→ **Request**: Within the records that follow, find every line containing the string "below". Copy those lines.

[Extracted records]
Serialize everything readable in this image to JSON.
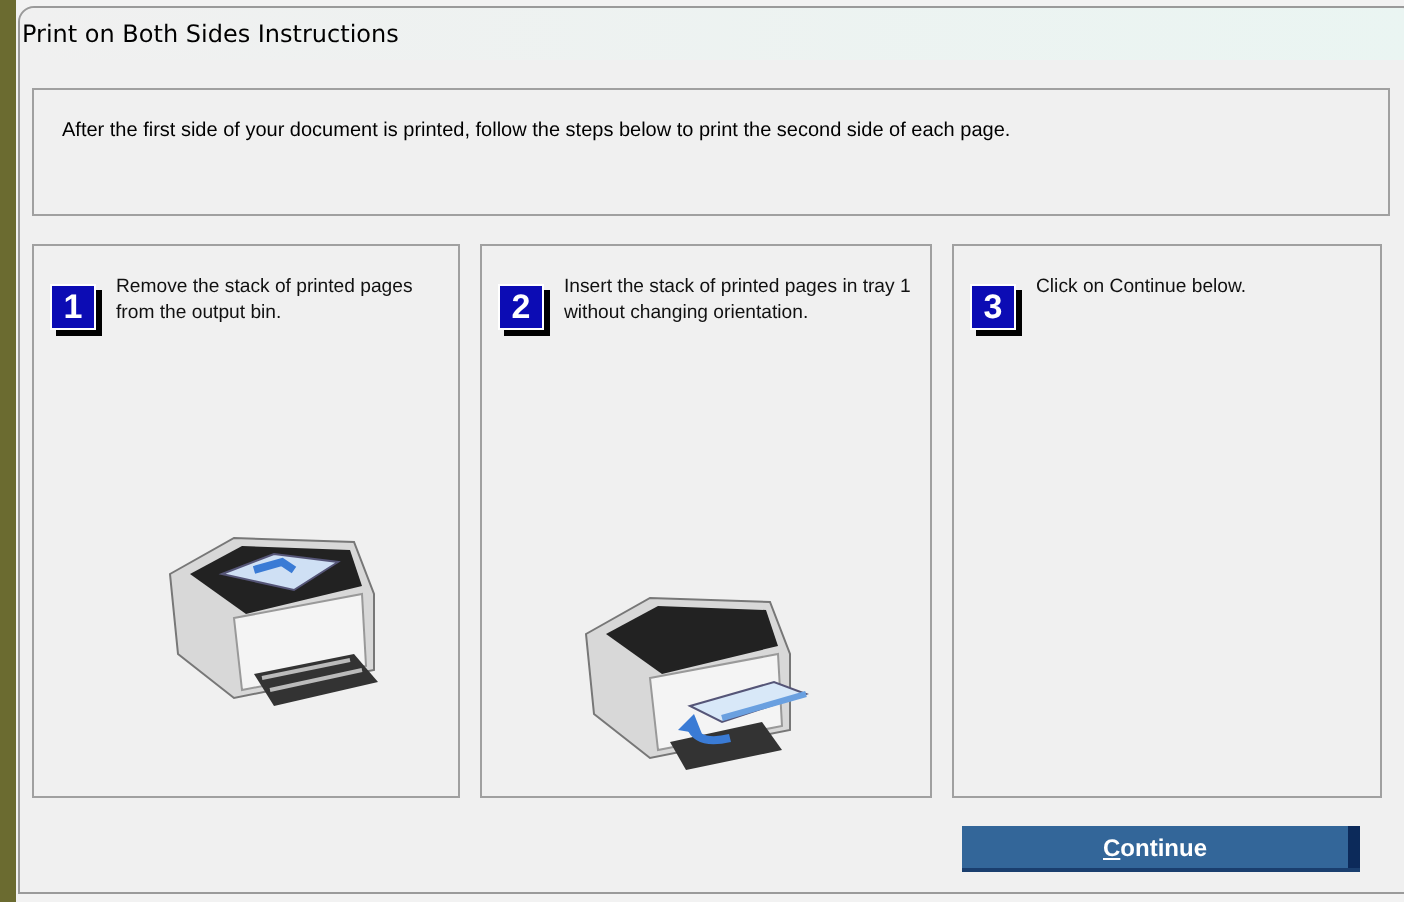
{
  "window": {
    "title": "Print on Both Sides Instructions"
  },
  "intro": "After the first side of your document is printed, follow the steps below to print the second side of each page.",
  "steps": [
    {
      "number": "1",
      "text": "Remove the stack of printed pages from the output bin.",
      "kind": "remove"
    },
    {
      "number": "2",
      "text": "Insert the stack of printed pages in tray 1 without changing orientation.",
      "kind": "insert"
    },
    {
      "number": "3",
      "text": "Click on Continue below.",
      "kind": "plain"
    }
  ],
  "button": {
    "label": "Continue"
  }
}
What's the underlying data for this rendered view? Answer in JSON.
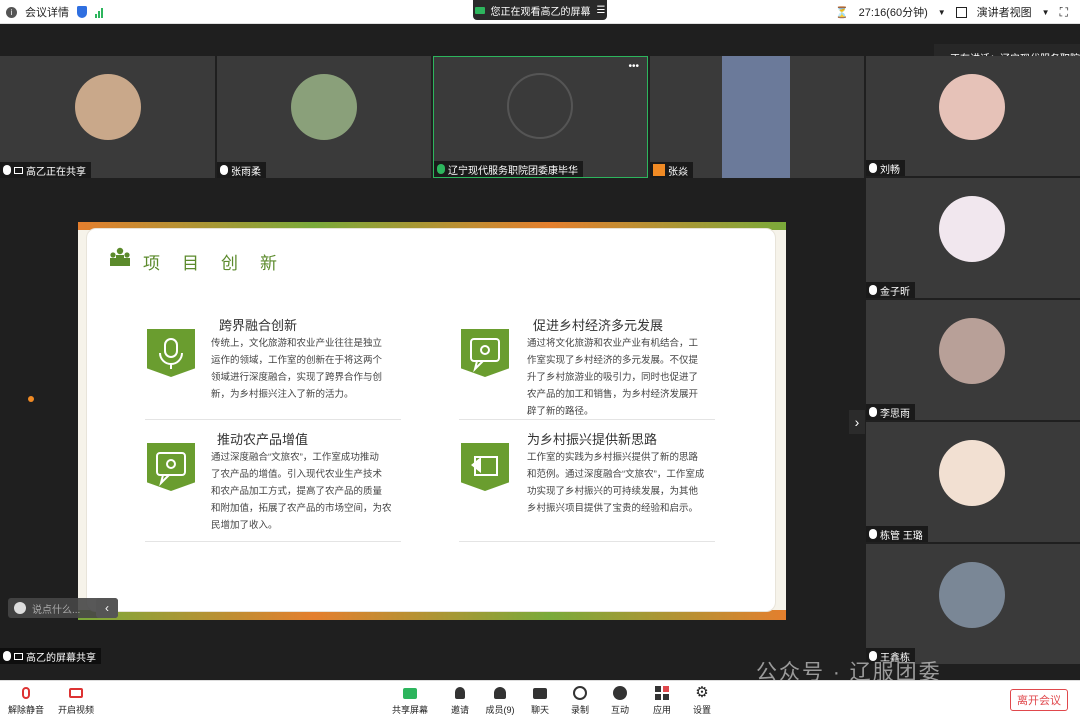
{
  "topbar": {
    "meeting_info": "会议详情",
    "share_banner": "您正在观看高乙的屏幕",
    "timer": "27:16(60分钟)",
    "view_mode": "演讲者视图"
  },
  "speaking": "正在讲话：辽宁现代服务职院",
  "participants_top": [
    {
      "name": "高乙正在共享",
      "avatar_color": "#c9a88a"
    },
    {
      "name": "张雨柔",
      "avatar_color": "#8aa07a"
    },
    {
      "name": "辽宁现代服务职院团委康毕华",
      "avatar_color": "#3a3a3a"
    },
    {
      "name": "张焱",
      "avatar_color": "#6b7a9a"
    }
  ],
  "participants_side": [
    {
      "name": "刘畅",
      "avatar_color": "#e6c2b8"
    },
    {
      "name": "金子昕",
      "avatar_color": "#f1e7ee"
    },
    {
      "name": "李思雨",
      "avatar_color": "#b8a098"
    },
    {
      "name": "栋管 王璐",
      "avatar_color": "#f2e0d2"
    },
    {
      "name": "王鑫栋",
      "avatar_color": "#7a8796"
    }
  ],
  "slide": {
    "title": "项目创新",
    "features": [
      {
        "title": "跨界融合创新",
        "text": [
          "传统上，文化旅游和农业产业往往是独立",
          "运作的领域，工作室的创新在于将这两个",
          "领域进行深度融合，实现了跨界合作与创",
          "新，为乡村振兴注入了新的活力。"
        ]
      },
      {
        "title": "促进乡村经济多元发展",
        "text": [
          "通过将文化旅游和农业产业有机结合，工",
          "作室实现了乡村经济的多元发展。不仅提",
          "升了乡村旅游业的吸引力，同时也促进了",
          "农产品的加工和销售，为乡村经济发展开",
          "辟了新的路径。"
        ]
      },
      {
        "title": "推动农产品增值",
        "text": [
          "通过深度融合“文旅农”，工作室成功推动",
          "了农产品的增值。引入现代农业生产技术",
          "和农产品加工方式，提高了农产品的质量",
          "和附加值，拓展了农产品的市场空间，为农",
          "民增加了收入。"
        ]
      },
      {
        "title": "为乡村振兴提供新思路",
        "text": [
          "工作室的实践为乡村振兴提供了新的思路",
          "和范例。通过深度融合“文旅农”，工作室成",
          "功实现了乡村振兴的可持续发展，为其他",
          "乡村振兴项目提供了宝贵的经验和启示。"
        ]
      }
    ]
  },
  "chat": {
    "placeholder": "说点什么..."
  },
  "share_tag": "高乙的屏幕共享",
  "toolbar": {
    "unmute": "解除静音",
    "video": "开启视频",
    "share": "共享屏幕",
    "invite": "邀请",
    "members": "成员(9)",
    "chat": "聊天",
    "record": "录制",
    "interact": "互动",
    "apps": "应用",
    "settings": "设置",
    "leave": "离开会议"
  },
  "watermark": "公众号 · 辽服团委"
}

→ **Output of the task**:
  "intro": "After the first side of your document is printed, follow the steps below to print the second side of each page.",
      "text": "Click on Continue below.",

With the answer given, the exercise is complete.